Exercise brief » Find each line with "reagointikykyä" and copy it.

Records:

__________________________________________________

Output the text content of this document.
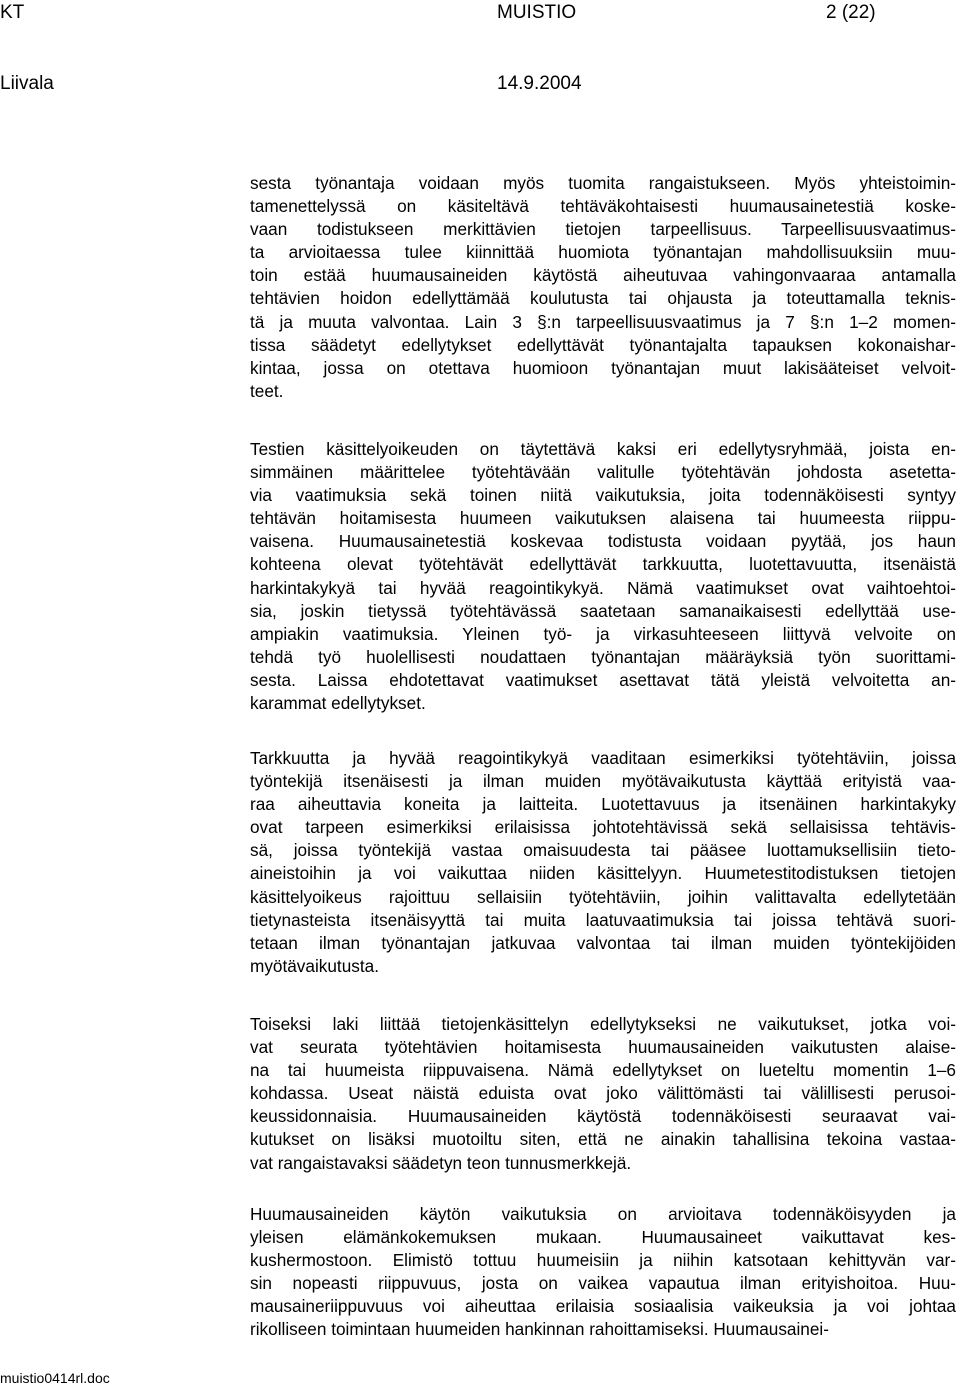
KT	MUISTIO	2 (22)
Liivala	14.9.2004
sesta työnantaja voidaan myös tuomita rangaistukseen. Myös yhteistoimin-
tamenettelyssä on käsiteltävä tehtäväkohtaisesti huumausainetestiä koske-
vaan todistukseen merkittävien tietojen tarpeellisuus. Tarpeellisuusvaatimus-
ta arvioitaessa tulee kiinnittää huomiota työnantajan mahdollisuuksiin muu-
toin estää huumausaineiden käytöstä aiheutuvaa vahingonvaaraa antamalla
tehtävien hoidon edellyttämää koulutusta tai ohjausta ja toteuttamalla teknis-
tä ja muuta valvontaa. Lain 3 §:n tarpeellisuusvaatimus ja 7 §:n 1–2 momen-
tissa säädetyt edellytykset edellyttävät työnantajalta tapauksen kokonaishar-
kintaa, jossa on otettava huomioon työnantajan muut lakisääteiset velvoit-
teet.
Testien käsittelyoikeuden on täytettävä kaksi eri edellytysryhmää, joista en-
simmäinen määrittelee työtehtävään valitulle työtehtävän johdosta asetetta-
via vaatimuksia sekä toinen niitä vaikutuksia, joita todennäköisesti syntyy
tehtävän hoitamisesta huumeen vaikutuksen alaisena tai huumeesta riippu-
vaisena. Huumausainetestiä koskevaa todistusta voidaan pyytää, jos haun
kohteena olevat työtehtävät edellyttävät tarkkuutta, luotettavuutta, itsenäistä
harkintakykyä tai hyvää reagointikykyä. Nämä vaatimukset ovat vaihtoehtoi-
sia, joskin tietyssä työtehtävässä saatetaan samanaikaisesti edellyttää use-
ampiakin vaatimuksia. Yleinen työ- ja virkasuhteeseen liittyvä velvoite on
tehdä työ huolellisesti noudattaen työnantajan määräyksiä työn suorittami-
sesta. Laissa ehdotettavat vaatimukset asettavat tätä yleistä velvoitetta an-
karammat edellytykset.
Tarkkuutta ja hyvää reagointikykyä vaaditaan esimerkiksi työtehtäviin, joissa
työntekijä itsenäisesti ja ilman muiden myötävaikutusta käyttää erityistä vaa-
raa aiheuttavia koneita ja laitteita. Luotettavuus ja itsenäinen harkintakyky
ovat tarpeen esimerkiksi erilaisissa johtotehtävissä sekä sellaisissa tehtävis-
sä, joissa työntekijä vastaa omaisuudesta tai pääsee luottamuksellisiin tieto-
aineistoihin ja voi vaikuttaa niiden käsittelyyn. Huumetestitodistuksen tietojen
käsittelyoikeus rajoittuu sellaisiin työtehtäviin, joihin valittavalta edellytetään
tietynasteista itsenäisyyttä tai muita laatuvaatimuksia tai joissa tehtävä suori-
tetaan ilman työnantajan jatkuvaa valvontaa tai ilman muiden työntekijöiden
myötävaikutusta.
Toiseksi laki liittää tietojenkäsittelyn edellytykseksi ne vaikutukset, jotka voi-
vat seurata työtehtävien hoitamisesta huumausaineiden vaikutusten alaise-
na tai huumeista riippuvaisena. Nämä edellytykset on lueteltu momentin 1–6
kohdassa. Useat näistä eduista ovat joko välittömästi tai välillisesti perusoi-
keussidonnaisia. Huumausaineiden käytöstä todennäköisesti seuraavat vai-
kutukset on lisäksi muotoiltu siten, että ne ainakin tahallisina tekoina vastaa-
vat rangaistavaksi säädetyn teon tunnusmerkkejä.
Huumausaineiden käytön vaikutuksia on arvioitava todennäköisyyden ja
yleisen elämänkokemuksen mukaan. Huumausaineet vaikuttavat kes-
kushermostoon. Elimistö tottuu huumeisiin ja niihin katsotaan kehittyvän var-
sin nopeasti riippuvuus, josta on vaikea vapautua ilman erityishoitoa. Huu-
mausaineriippuvuus voi aiheuttaa erilaisia sosiaalisia vaikeuksia ja voi johtaa
rikolliseen toimintaan huumeiden hankinnan rahoittamiseksi. Huumausainei-
muistio0414rl.doc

__________________________________________________

Output of the task »
harkintakykyä tai hyvää reagointikykyä. Nämä vaatimukset ovat vaihtoehtoi-
Tarkkuutta ja hyvää reagointikykyä vaaditaan esimerkiksi työtehtäviin, joissa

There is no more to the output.